-- Input data --
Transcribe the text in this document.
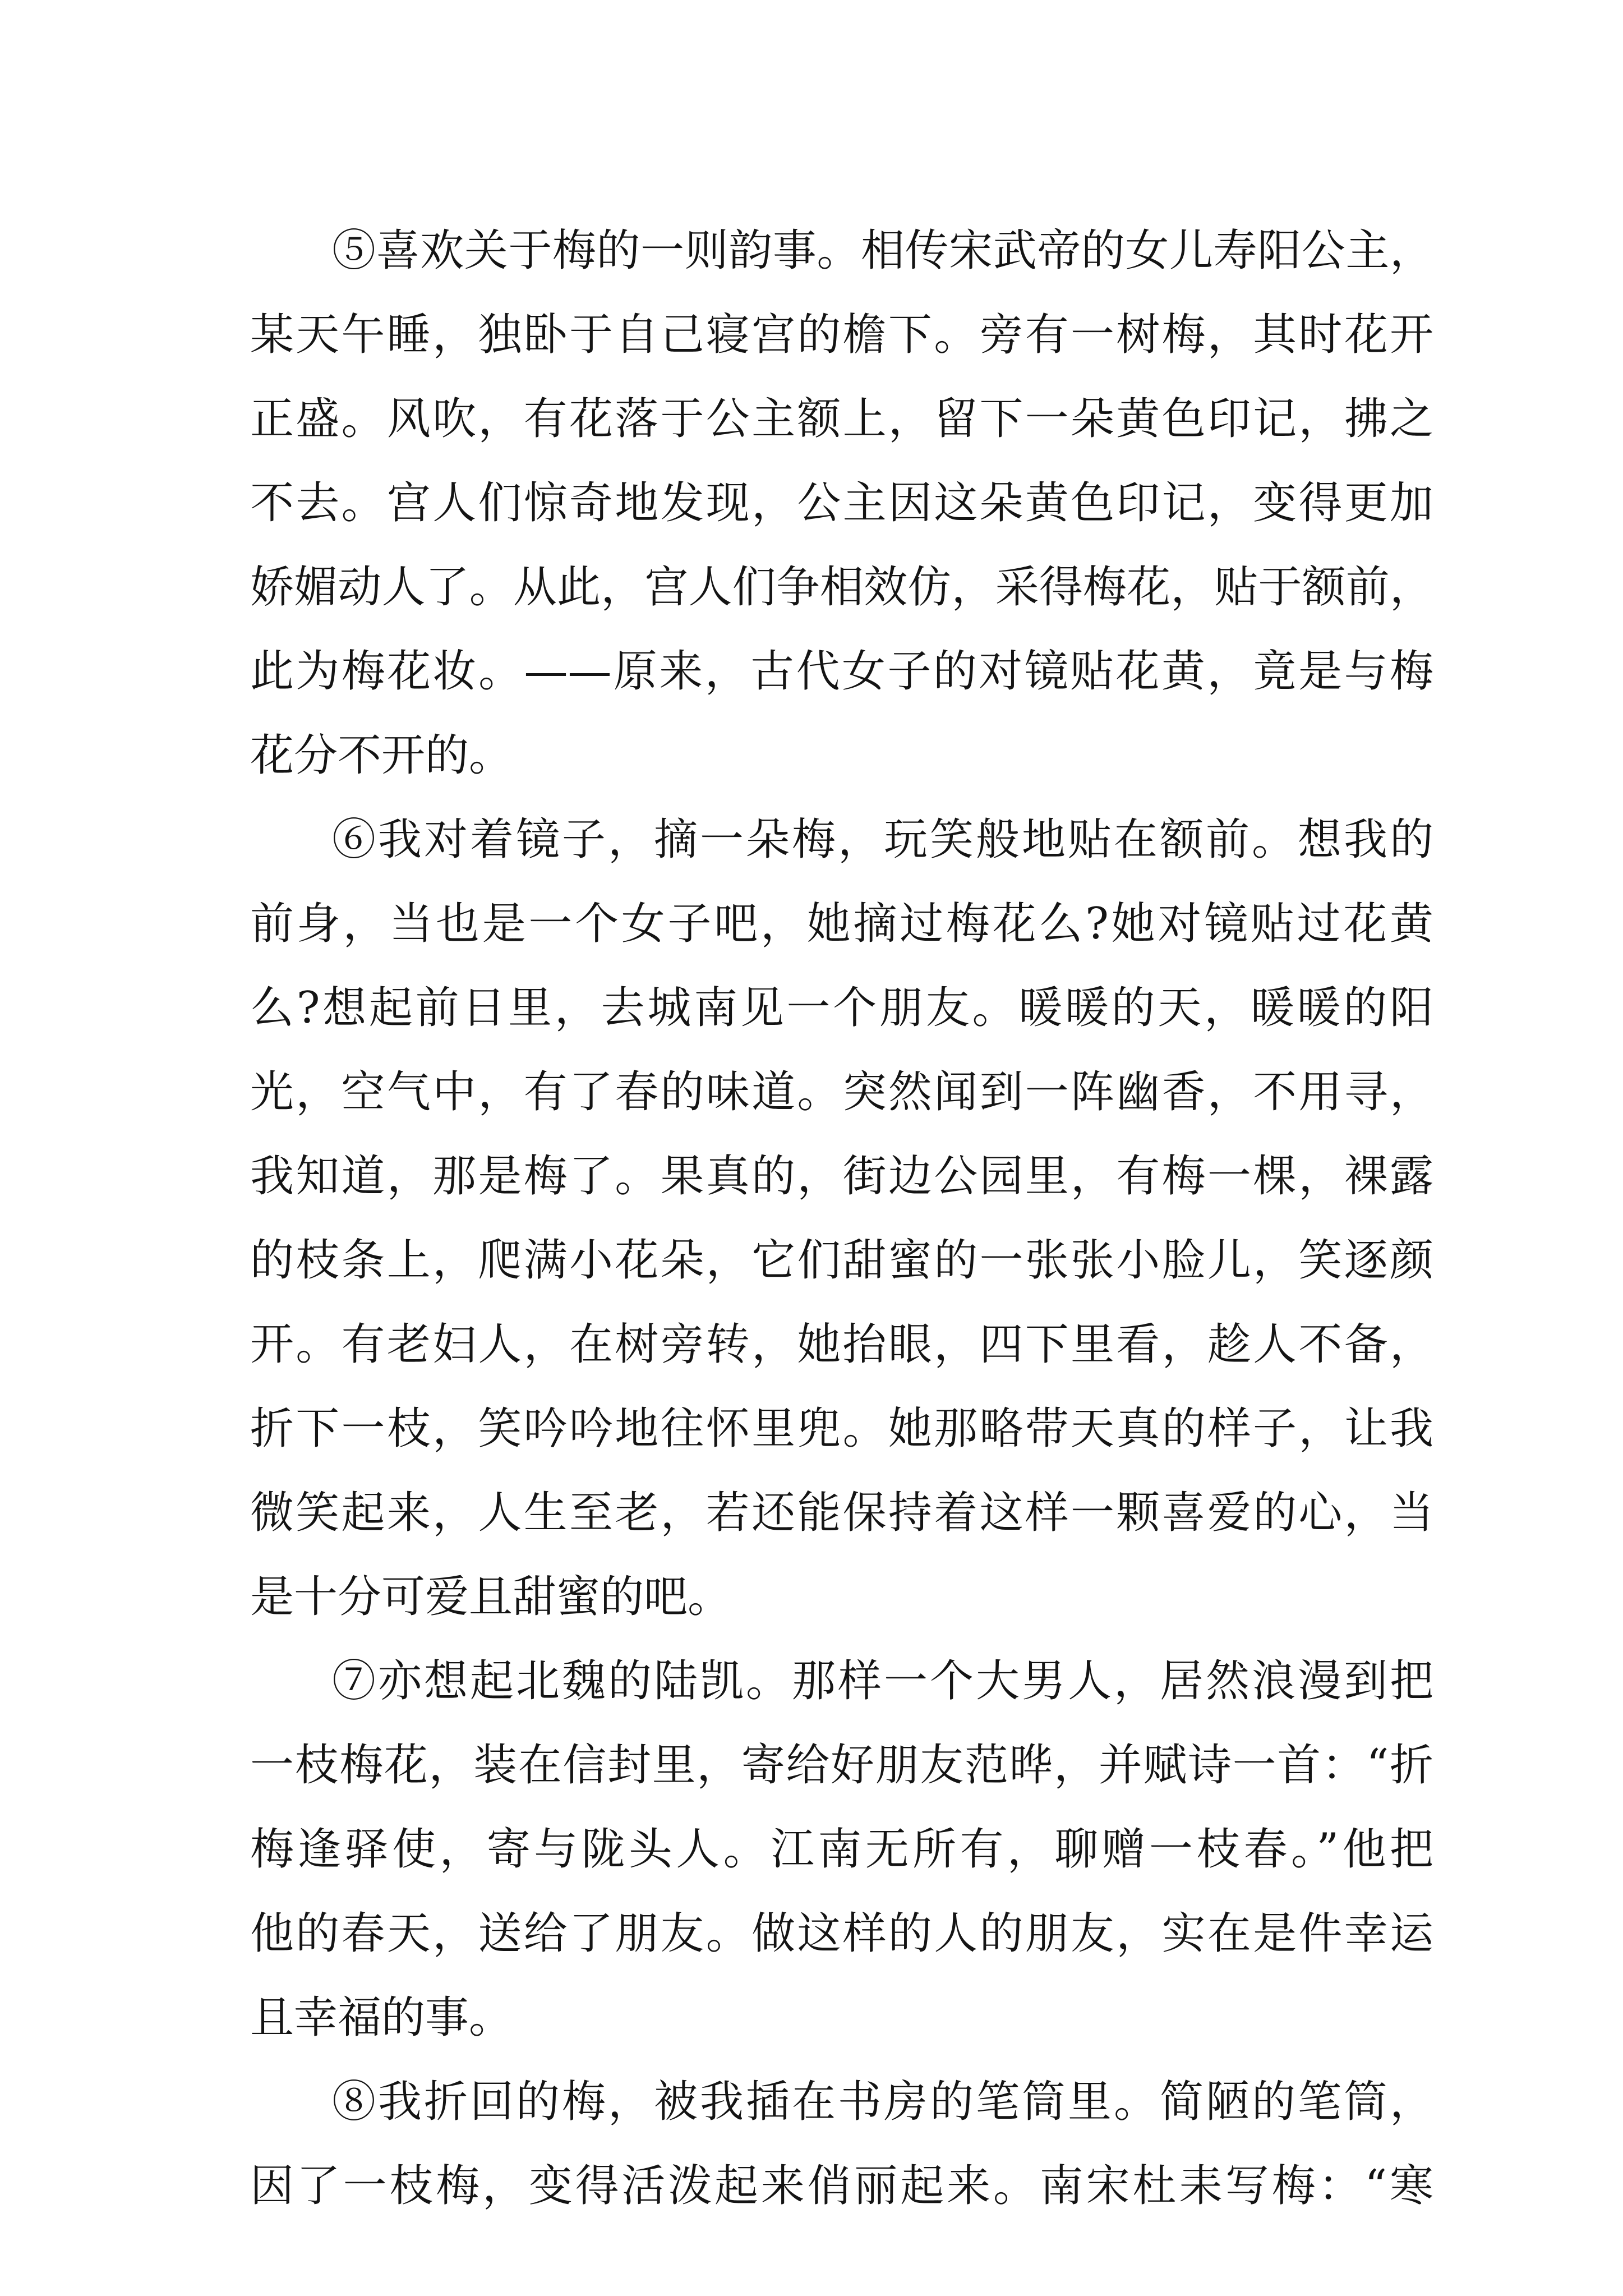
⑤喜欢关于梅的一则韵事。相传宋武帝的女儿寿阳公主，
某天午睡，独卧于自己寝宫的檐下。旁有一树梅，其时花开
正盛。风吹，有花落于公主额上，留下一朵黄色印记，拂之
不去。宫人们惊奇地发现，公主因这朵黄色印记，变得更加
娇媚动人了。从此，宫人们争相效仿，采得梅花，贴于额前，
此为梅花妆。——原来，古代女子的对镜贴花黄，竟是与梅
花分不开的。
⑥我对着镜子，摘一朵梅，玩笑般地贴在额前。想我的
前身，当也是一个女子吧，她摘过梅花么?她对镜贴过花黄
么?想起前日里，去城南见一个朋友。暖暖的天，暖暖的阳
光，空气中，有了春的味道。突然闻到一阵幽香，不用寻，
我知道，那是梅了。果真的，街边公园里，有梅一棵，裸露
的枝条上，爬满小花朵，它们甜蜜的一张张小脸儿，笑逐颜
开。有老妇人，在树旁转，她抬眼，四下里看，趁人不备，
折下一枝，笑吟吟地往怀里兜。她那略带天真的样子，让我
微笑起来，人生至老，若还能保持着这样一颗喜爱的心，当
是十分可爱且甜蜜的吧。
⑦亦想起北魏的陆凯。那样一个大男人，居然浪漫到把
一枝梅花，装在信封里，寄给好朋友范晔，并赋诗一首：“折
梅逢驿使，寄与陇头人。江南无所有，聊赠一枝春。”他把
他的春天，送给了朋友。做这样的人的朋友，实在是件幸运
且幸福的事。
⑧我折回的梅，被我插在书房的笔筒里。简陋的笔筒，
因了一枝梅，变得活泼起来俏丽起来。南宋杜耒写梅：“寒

-- Exercise details --
Give every record back exactly as it reads, with no images.

-- Task result --
Transcribe the text in this document.
⑤喜欢关于梅的一则韵事。相传宋武帝的女儿寿阳公主，
某天午睡，独卧于自己寝宫的檐下。旁有一树梅，其时花开
正盛。风吹，有花落于公主额上，留下一朵黄色印记，拂之
不去。宫人们惊奇地发现，公主因这朵黄色印记，变得更加
娇媚动人了。从此，宫人们争相效仿，采得梅花，贴于额前，
此为梅花妆。——原来，古代女子的对镜贴花黄，竟是与梅
花分不开的。
⑥我对着镜子，摘一朵梅，玩笑般地贴在额前。想我的
前身，当也是一个女子吧，她摘过梅花么?她对镜贴过花黄
么?想起前日里，去城南见一个朋友。暖暖的天，暖暖的阳
光，空气中，有了春的味道。突然闻到一阵幽香，不用寻，
我知道，那是梅了。果真的，街边公园里，有梅一棵，裸露
的枝条上，爬满小花朵，它们甜蜜的一张张小脸儿，笑逐颜
开。有老妇人，在树旁转，她抬眼，四下里看，趁人不备，
折下一枝，笑吟吟地往怀里兜。她那略带天真的样子，让我
微笑起来，人生至老，若还能保持着这样一颗喜爱的心，当
是十分可爱且甜蜜的吧。
⑦亦想起北魏的陆凯。那样一个大男人，居然浪漫到把
一枝梅花，装在信封里，寄给好朋友范晔，并赋诗一首：“折
梅逢驿使，寄与陇头人。江南无所有，聊赠一枝春。”他把
他的春天，送给了朋友。做这样的人的朋友，实在是件幸运
且幸福的事。
⑧我折回的梅，被我插在书房的笔筒里。简陋的笔筒，
因了一枝梅，变得活泼起来俏丽起来。南宋杜耒写梅：“寒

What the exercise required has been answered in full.